++++ Data extract
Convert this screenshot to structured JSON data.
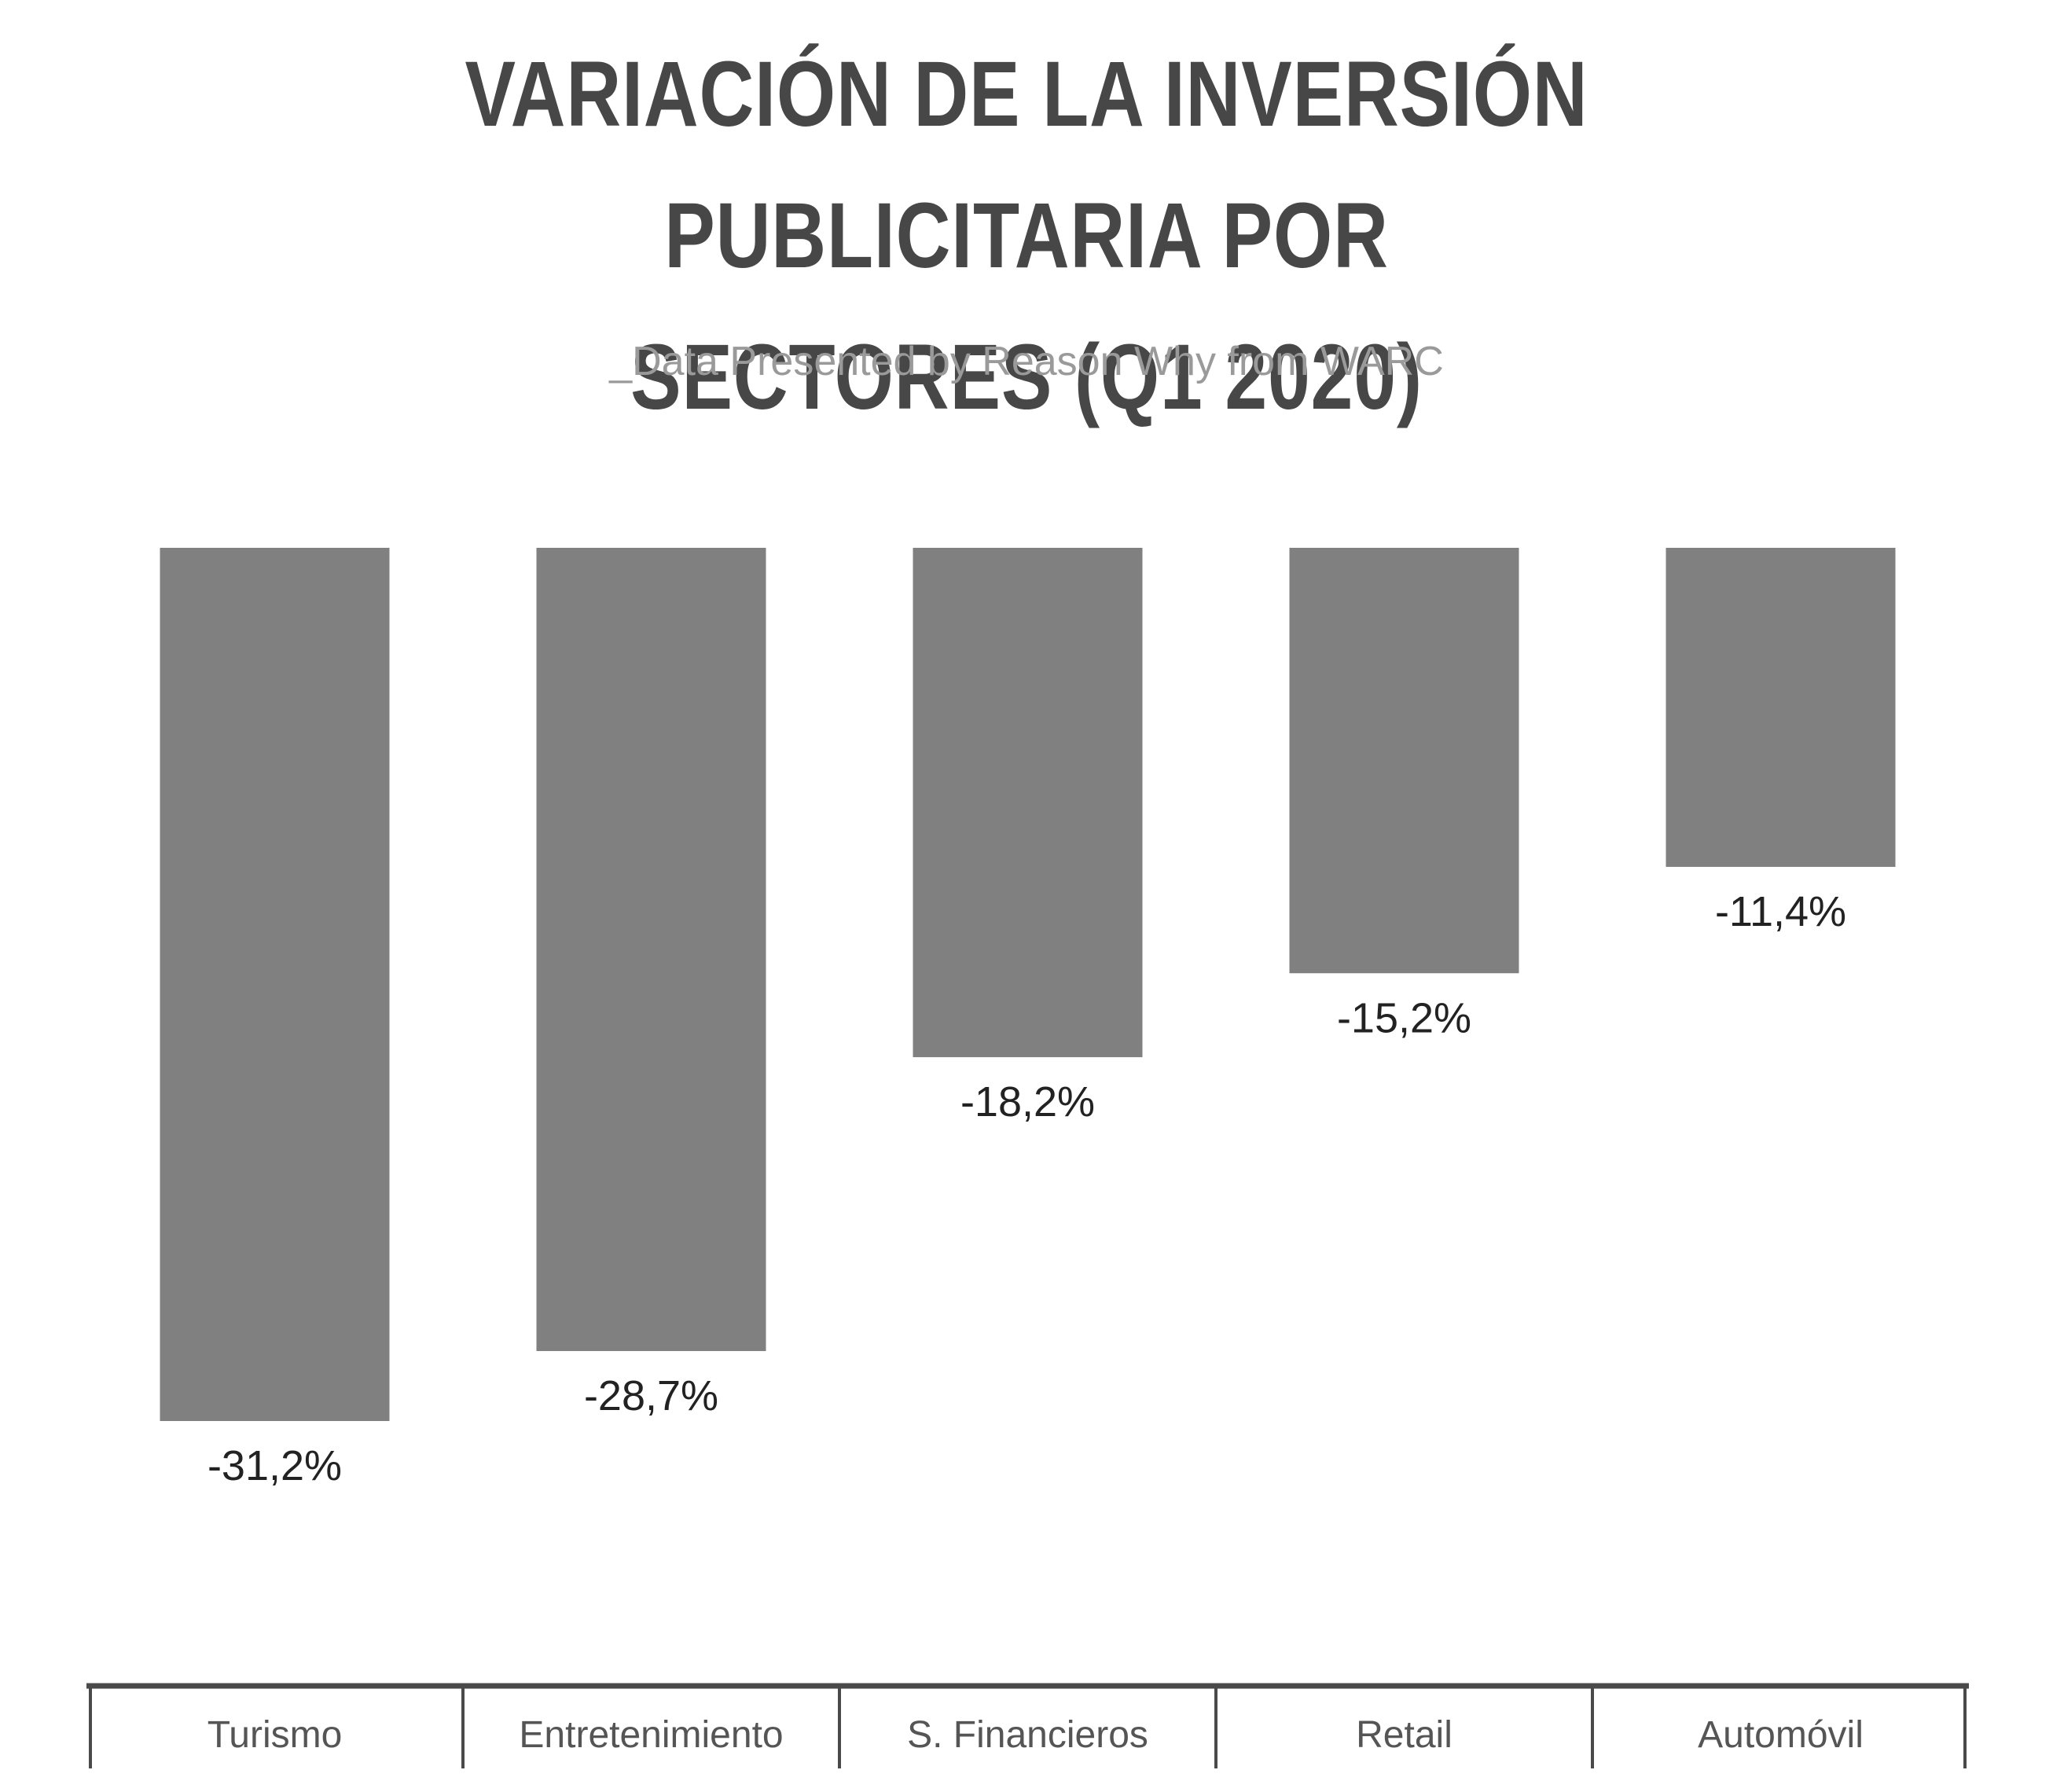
{
  "title": "VARIACIÓN DE LA INVERSIÓN PUBLICITARIA POR SECTORES (Q1 2020)",
  "subtitle": "_Data Presented by Reason Why from WARC",
  "colors": {
    "bar": "#808080",
    "title": "#474747",
    "subtitle": "#9a9a9a",
    "axis": "#4a4a4a",
    "label": "#222222",
    "category": "#555555"
  },
  "chart_data": {
    "type": "bar",
    "title": "VARIACIÓN DE LA INVERSIÓN PUBLICITARIA POR SECTORES (Q1 2020)",
    "subtitle": "_Data Presented by Reason Why from WARC",
    "categories": [
      "Turismo",
      "Entretenimiento",
      "S. Financieros",
      "Retail",
      "Automóvil"
    ],
    "values": [
      -31.2,
      -28.7,
      -18.2,
      -15.2,
      -11.4
    ],
    "value_labels": [
      "-31,2%",
      "-28,7%",
      "-18,2%",
      "-15,2%",
      "-11,4%"
    ],
    "xlabel": "",
    "ylabel": "",
    "ylim": [
      -31.2,
      0
    ],
    "grid": false,
    "legend": "none"
  }
}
++++++++
Requirements:
Identify the lines of the entries containing the string "PUBLICITARIA". Copy each such line.

Written answer:
  "title": "VARIACIÓN DE LA INVERSIÓN PUBLICITARIA POR SECTORES (Q1 2020)",
    "title": "VARIACIÓN DE LA INVERSIÓN PUBLICITARIA POR SECTORES (Q1 2020)",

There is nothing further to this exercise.